• **Dataset**

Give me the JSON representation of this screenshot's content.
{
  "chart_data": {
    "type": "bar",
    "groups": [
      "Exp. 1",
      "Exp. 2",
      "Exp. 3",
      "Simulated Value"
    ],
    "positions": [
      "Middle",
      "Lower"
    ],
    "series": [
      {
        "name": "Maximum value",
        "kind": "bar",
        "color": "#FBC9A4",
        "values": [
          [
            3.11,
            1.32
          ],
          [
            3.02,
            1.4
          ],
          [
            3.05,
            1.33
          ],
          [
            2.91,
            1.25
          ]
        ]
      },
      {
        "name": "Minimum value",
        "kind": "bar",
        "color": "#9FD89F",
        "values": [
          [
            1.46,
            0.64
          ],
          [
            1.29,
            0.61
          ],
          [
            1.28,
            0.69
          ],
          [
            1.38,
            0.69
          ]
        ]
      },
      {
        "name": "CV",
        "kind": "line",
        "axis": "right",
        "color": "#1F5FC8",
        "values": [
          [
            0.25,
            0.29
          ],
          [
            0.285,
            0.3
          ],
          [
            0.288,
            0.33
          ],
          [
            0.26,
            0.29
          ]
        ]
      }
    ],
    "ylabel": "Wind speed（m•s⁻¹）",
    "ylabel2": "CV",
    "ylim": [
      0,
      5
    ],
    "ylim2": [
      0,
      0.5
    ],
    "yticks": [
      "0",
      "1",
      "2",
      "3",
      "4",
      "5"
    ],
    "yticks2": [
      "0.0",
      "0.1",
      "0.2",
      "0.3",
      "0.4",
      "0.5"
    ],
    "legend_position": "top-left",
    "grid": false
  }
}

• **Goal of the exercise**
Give back the whole listing, word for word.

• **The output**
Give me the JSON representation of this screenshot's content.
{
  "chart_data": {
    "type": "bar",
    "groups": [
      "Exp. 1",
      "Exp. 2",
      "Exp. 3",
      "Simulated Value"
    ],
    "positions": [
      "Middle",
      "Lower"
    ],
    "series": [
      {
        "name": "Maximum value",
        "kind": "bar",
        "color": "#FBC9A4",
        "values": [
          [
            3.11,
            1.32
          ],
          [
            3.02,
            1.4
          ],
          [
            3.05,
            1.33
          ],
          [
            2.91,
            1.25
          ]
        ]
      },
      {
        "name": "Minimum value",
        "kind": "bar",
        "color": "#9FD89F",
        "values": [
          [
            1.46,
            0.64
          ],
          [
            1.29,
            0.61
          ],
          [
            1.28,
            0.69
          ],
          [
            1.38,
            0.69
          ]
        ]
      },
      {
        "name": "CV",
        "kind": "line",
        "axis": "right",
        "color": "#1F5FC8",
        "values": [
          [
            0.25,
            0.29
          ],
          [
            0.285,
            0.3
          ],
          [
            0.288,
            0.33
          ],
          [
            0.26,
            0.29
          ]
        ]
      }
    ],
    "ylabel": "Wind speed（m•s⁻¹）",
    "ylabel2": "CV",
    "ylim": [
      0,
      5
    ],
    "ylim2": [
      0,
      0.5
    ],
    "yticks": [
      "0",
      "1",
      "2",
      "3",
      "4",
      "5"
    ],
    "yticks2": [
      "0.0",
      "0.1",
      "0.2",
      "0.3",
      "0.4",
      "0.5"
    ],
    "legend_position": "top-left",
    "grid": false
  }
}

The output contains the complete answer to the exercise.